» Problem requirements
Return the lines where the word "n全球力量" occurs.

» Excerpted records

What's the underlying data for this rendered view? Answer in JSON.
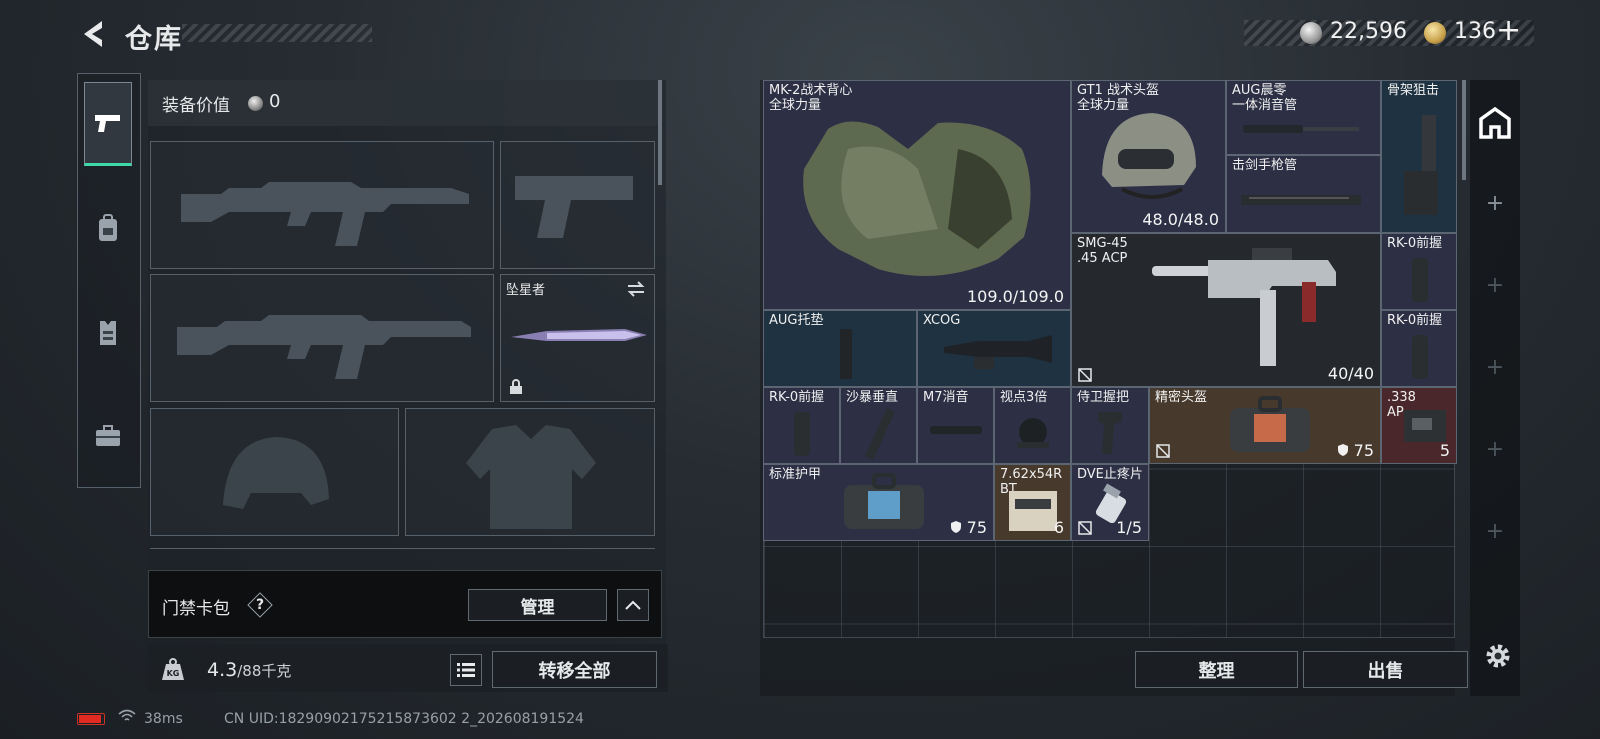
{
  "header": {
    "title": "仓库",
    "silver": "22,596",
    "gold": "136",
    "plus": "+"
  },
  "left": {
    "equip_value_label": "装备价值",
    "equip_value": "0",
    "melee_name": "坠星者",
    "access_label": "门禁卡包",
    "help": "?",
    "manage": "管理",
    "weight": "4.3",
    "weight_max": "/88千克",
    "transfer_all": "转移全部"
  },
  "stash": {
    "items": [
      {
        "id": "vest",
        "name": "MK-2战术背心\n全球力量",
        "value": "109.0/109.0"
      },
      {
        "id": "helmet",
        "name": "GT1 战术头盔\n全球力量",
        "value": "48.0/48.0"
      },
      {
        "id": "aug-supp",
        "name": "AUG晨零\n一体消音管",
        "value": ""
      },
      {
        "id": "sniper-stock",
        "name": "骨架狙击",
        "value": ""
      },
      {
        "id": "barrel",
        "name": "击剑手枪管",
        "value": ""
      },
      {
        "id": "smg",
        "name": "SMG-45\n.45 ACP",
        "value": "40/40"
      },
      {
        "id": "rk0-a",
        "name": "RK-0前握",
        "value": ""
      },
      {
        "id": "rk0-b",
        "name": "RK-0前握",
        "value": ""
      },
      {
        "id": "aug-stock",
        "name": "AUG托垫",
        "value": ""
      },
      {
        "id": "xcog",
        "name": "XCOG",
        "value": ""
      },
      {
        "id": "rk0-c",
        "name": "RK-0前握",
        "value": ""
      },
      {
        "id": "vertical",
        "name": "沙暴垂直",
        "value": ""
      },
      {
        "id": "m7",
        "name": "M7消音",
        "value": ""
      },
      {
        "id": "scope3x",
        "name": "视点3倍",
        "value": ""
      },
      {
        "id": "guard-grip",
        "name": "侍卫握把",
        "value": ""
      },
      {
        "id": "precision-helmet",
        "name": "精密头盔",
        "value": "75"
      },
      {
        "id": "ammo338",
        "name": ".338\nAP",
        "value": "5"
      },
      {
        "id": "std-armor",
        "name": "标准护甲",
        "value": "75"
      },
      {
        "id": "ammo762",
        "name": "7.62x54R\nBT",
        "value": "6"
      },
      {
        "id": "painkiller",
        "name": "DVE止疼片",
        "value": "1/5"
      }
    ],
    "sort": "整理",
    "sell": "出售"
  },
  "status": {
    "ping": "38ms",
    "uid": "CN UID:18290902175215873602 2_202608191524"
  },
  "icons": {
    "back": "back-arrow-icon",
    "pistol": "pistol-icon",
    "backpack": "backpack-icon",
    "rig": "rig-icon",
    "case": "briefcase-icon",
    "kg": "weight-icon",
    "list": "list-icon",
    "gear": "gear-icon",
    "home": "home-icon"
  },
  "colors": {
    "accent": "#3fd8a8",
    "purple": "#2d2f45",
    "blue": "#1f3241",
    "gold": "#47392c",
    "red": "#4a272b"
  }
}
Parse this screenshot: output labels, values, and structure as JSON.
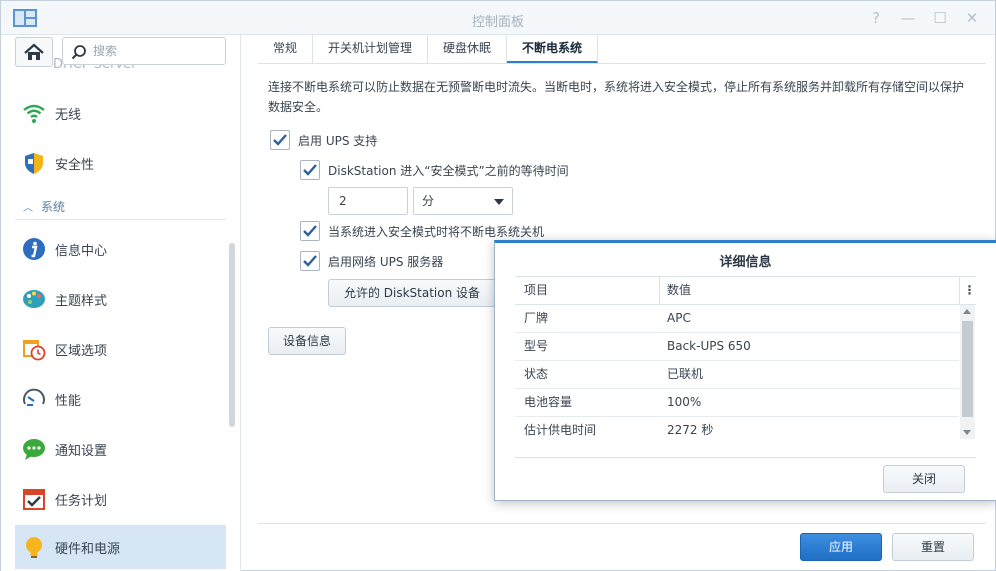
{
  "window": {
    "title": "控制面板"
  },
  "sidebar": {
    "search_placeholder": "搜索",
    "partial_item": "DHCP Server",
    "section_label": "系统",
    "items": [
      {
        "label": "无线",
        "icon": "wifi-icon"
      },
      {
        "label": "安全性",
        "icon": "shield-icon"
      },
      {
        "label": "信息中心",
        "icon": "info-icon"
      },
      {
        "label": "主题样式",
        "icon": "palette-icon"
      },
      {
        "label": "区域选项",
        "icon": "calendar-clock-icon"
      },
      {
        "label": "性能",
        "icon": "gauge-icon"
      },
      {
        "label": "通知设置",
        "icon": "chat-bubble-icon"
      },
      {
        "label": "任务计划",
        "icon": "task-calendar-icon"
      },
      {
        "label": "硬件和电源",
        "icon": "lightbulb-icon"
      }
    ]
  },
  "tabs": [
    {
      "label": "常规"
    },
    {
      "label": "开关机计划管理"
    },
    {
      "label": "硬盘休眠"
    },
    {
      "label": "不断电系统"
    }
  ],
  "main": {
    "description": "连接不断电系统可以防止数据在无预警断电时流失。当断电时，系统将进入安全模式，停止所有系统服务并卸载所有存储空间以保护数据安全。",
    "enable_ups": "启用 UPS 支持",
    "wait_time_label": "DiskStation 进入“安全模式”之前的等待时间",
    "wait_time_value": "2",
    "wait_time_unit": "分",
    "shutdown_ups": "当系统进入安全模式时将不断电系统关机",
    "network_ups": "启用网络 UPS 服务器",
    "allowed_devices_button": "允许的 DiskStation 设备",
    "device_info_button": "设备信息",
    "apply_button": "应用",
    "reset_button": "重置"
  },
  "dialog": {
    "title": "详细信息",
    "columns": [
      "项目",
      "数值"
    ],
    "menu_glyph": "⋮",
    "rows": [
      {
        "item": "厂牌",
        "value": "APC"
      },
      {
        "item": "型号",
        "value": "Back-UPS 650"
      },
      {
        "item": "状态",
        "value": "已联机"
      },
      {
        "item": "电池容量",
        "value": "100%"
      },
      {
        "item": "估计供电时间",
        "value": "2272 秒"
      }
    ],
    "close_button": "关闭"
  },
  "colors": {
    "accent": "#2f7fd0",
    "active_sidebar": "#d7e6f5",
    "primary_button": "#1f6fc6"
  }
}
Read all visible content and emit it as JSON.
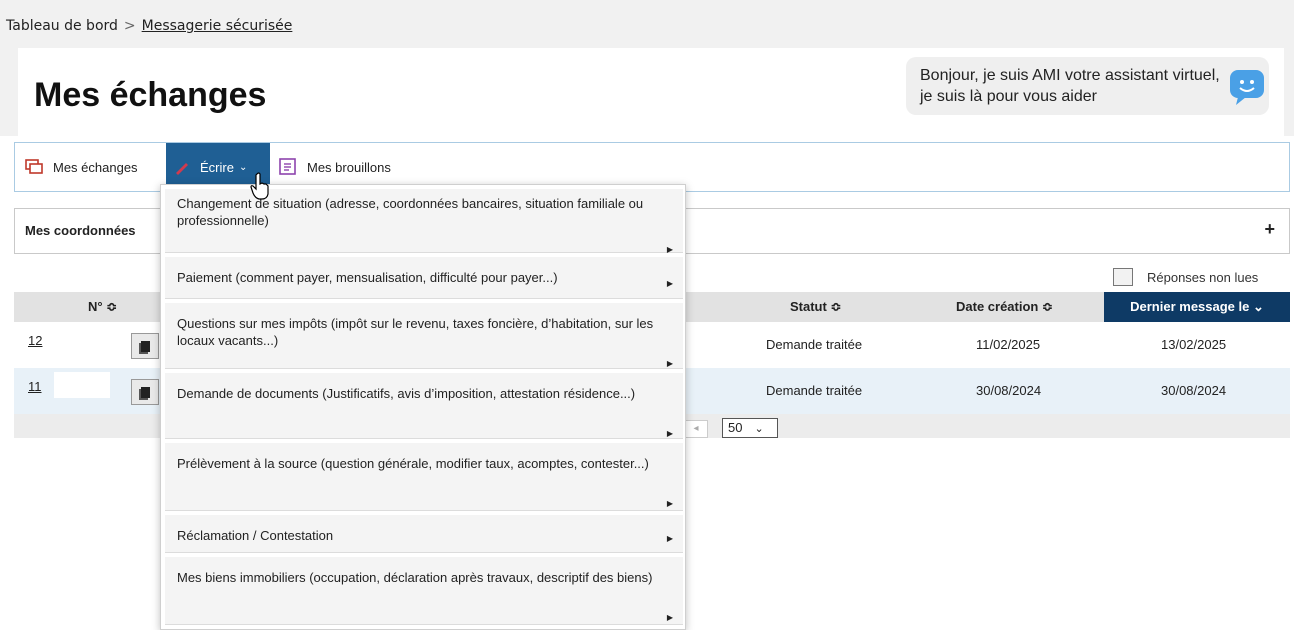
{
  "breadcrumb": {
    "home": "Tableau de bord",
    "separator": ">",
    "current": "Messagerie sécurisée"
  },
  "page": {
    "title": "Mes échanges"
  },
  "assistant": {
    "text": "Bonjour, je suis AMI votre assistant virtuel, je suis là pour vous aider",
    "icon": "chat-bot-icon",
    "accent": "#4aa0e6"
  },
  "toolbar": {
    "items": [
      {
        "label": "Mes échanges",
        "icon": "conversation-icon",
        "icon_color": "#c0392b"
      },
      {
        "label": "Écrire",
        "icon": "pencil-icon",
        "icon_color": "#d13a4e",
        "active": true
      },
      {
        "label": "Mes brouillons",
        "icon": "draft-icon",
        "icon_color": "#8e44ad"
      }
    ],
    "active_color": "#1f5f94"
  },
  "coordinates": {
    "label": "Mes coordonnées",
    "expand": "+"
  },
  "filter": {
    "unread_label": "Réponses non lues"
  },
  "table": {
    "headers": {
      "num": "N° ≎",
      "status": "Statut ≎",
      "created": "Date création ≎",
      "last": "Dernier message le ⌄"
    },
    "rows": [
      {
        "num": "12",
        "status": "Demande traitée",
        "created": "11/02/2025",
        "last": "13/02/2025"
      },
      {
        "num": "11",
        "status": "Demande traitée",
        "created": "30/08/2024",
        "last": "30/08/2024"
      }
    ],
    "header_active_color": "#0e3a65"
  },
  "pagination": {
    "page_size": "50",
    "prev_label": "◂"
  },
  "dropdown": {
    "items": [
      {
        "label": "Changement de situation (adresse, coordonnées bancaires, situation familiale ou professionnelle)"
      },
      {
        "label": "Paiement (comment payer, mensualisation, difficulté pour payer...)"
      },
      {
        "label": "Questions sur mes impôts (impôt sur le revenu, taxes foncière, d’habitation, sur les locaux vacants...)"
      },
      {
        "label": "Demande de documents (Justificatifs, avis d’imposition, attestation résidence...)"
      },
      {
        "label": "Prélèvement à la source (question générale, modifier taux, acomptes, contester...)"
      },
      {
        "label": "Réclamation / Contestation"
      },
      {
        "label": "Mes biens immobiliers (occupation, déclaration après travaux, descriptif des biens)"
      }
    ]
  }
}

» Task response
        "name": "MK-2战术背心\n全球力量",
        "name": "GT1 战术头盔\n全球力量",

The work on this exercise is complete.